[start of Extracted data]
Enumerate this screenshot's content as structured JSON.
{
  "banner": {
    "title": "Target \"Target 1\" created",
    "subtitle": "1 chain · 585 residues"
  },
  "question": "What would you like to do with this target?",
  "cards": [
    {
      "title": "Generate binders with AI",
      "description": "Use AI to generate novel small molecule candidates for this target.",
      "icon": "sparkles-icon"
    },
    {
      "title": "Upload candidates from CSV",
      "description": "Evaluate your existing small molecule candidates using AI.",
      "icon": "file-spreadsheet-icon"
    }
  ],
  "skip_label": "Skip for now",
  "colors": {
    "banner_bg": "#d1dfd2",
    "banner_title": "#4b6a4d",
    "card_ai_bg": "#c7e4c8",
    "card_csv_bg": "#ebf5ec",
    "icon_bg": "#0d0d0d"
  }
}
[end of Extracted data]
Pull every line containing the word "with" out of the material and copy it.

Result below:
  "question": "What would you like to do with this target?",
      "title": "Generate binders with AI",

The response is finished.